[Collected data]
......
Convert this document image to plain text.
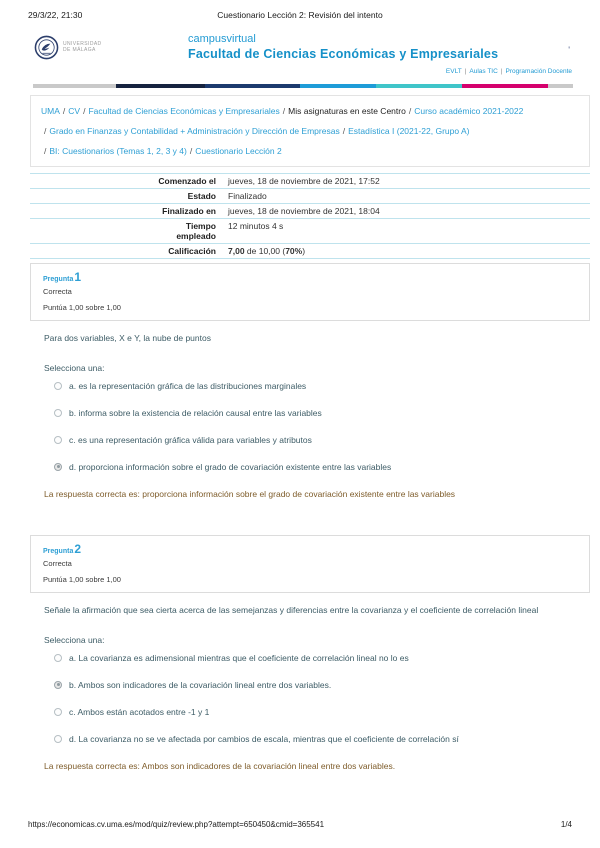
29/3/22, 21:30	Cuestionario Lección 2: Revisión del intento
UNIVERSIDAD
DE MÁLAGA
campusvirtual
Facultad de Ciencias Económicas y Empresariales	'
EVLT | Aulas TIC | Programación Docente
UMA / CV / Facultad de Ciencias Económicas y Empresariales / Mis asignaturas en este Centro / Curso académico 2021-2022
/ Grado en Finanzas y Contabilidad + Administración y Dirección de Empresas / Estadística I (2021-22, Grupo A)
/ BI: Cuestionarios (Temas 1, 2, 3 y 4) / Cuestionario Lección 2
Comenzado el	jueves, 18 de noviembre de 2021, 17:52
Estado	Finalizado
Finalizado en	jueves, 18 de noviembre de 2021, 18:04
Tiempo empleado
12 minutos 4 s
Calificación	7,00 de 10,00 (70%)
Pregunta1
Correcta
Puntúa 1,00 sobre 1,00
Para dos variables, X e Y, la nube de puntos
Selecciona una:
a. es la representación gráfica de las distribuciones marginales
b. informa sobre la existencia de relación causal entre las variables
c. es una representación gráfica válida para variables y atributos
d. proporciona información sobre el grado de covariación existente entre las variables
La respuesta correcta es: proporciona información sobre el grado de covariación existente entre las variables
Pregunta2
Correcta
Puntúa 1,00 sobre 1,00
Señale la afirmación que sea cierta acerca de las semejanzas y diferencias entre la covarianza y el coeficiente de correlación lineal
Selecciona una:
a. La covarianza es adimensional mientras que el coeficiente de correlación lineal no lo es
b. Ambos son indicadores de la covariación lineal entre dos variables.
c. Ambos están acotados entre -1 y 1
d. La covarianza no se ve afectada por cambios de escala, mientras que el coeficiente de correlación sí
La respuesta correcta es: Ambos son indicadores de la covariación lineal entre dos variables.
https://economicas.cv.uma.es/mod/quiz/review.php?attempt=650450&cmid=365541	1/4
......
Across all the entries, count the lines that contain the word "Empresariales" and give the number by itself.

2